WHAT IS EXPECTED ->
Copy each line exactly. Drop every picture.

Collected data entries:
--- START ---

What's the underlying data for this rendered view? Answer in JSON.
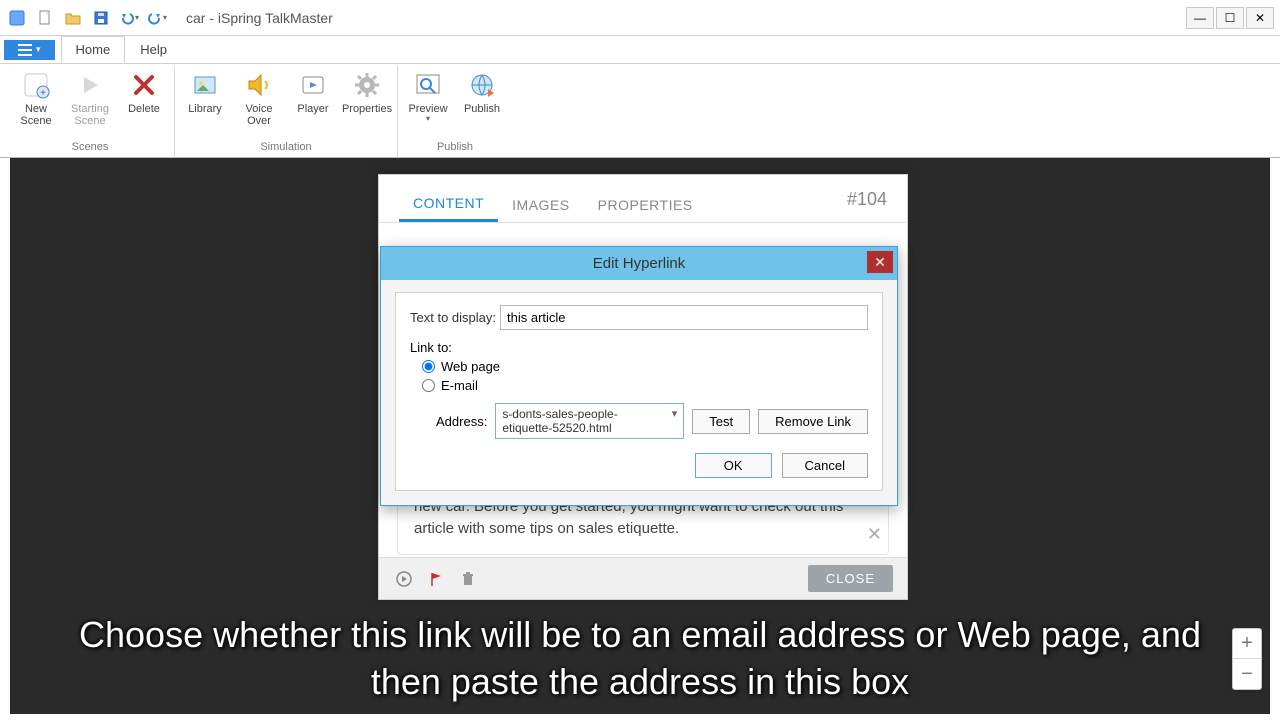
{
  "window": {
    "title": "car - iSpring TalkMaster"
  },
  "tabs": {
    "home": "Home",
    "help": "Help"
  },
  "ribbon": {
    "new_scene": "New\nScene",
    "starting_scene": "Starting\nScene",
    "delete": "Delete",
    "library": "Library",
    "voice_over": "Voice\nOver",
    "player": "Player",
    "properties": "Properties",
    "preview": "Preview",
    "publish": "Publish",
    "group_scenes": "Scenes",
    "group_simulation": "Simulation",
    "group_publish": "Publish"
  },
  "panel": {
    "tab_content": "CONTENT",
    "tab_images": "IMAGES",
    "tab_properties": "PROPERTIES",
    "scene_id": "#104",
    "message": "new car. Before you get started, you might want to check out this article with some tips on sales etiquette.",
    "close": "CLOSE"
  },
  "dialog": {
    "title": "Edit Hyperlink",
    "text_to_display_label": "Text to display:",
    "text_to_display_value": "this article",
    "link_to_label": "Link to:",
    "opt_web": "Web page",
    "opt_email": "E-mail",
    "address_label": "Address:",
    "address_value": "s-donts-sales-people-etiquette-52520.html",
    "test": "Test",
    "remove_link": "Remove Link",
    "ok": "OK",
    "cancel": "Cancel"
  },
  "caption": "Choose whether this link will be to an email address or Web page, and then paste the address in this box"
}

--- END ---

WRITTEN SOLUTION ->
What's the underlying data for this rendered view? Answer in JSON.
{
  "window": {
    "title": "car - iSpring TalkMaster"
  },
  "tabs": {
    "home": "Home",
    "help": "Help"
  },
  "ribbon": {
    "new_scene": "New\nScene",
    "starting_scene": "Starting\nScene",
    "delete": "Delete",
    "library": "Library",
    "voice_over": "Voice\nOver",
    "player": "Player",
    "properties": "Properties",
    "preview": "Preview",
    "publish": "Publish",
    "group_scenes": "Scenes",
    "group_simulation": "Simulation",
    "group_publish": "Publish"
  },
  "panel": {
    "tab_content": "CONTENT",
    "tab_images": "IMAGES",
    "tab_properties": "PROPERTIES",
    "scene_id": "#104",
    "message": "new car. Before you get started, you might want to check out this article with some tips on sales etiquette.",
    "close": "CLOSE"
  },
  "dialog": {
    "title": "Edit Hyperlink",
    "text_to_display_label": "Text to display:",
    "text_to_display_value": "this article",
    "link_to_label": "Link to:",
    "opt_web": "Web page",
    "opt_email": "E-mail",
    "address_label": "Address:",
    "address_value": "s-donts-sales-people-etiquette-52520.html",
    "test": "Test",
    "remove_link": "Remove Link",
    "ok": "OK",
    "cancel": "Cancel"
  },
  "caption": "Choose whether this link will be to an email address or Web page, and then paste the address in this box"
}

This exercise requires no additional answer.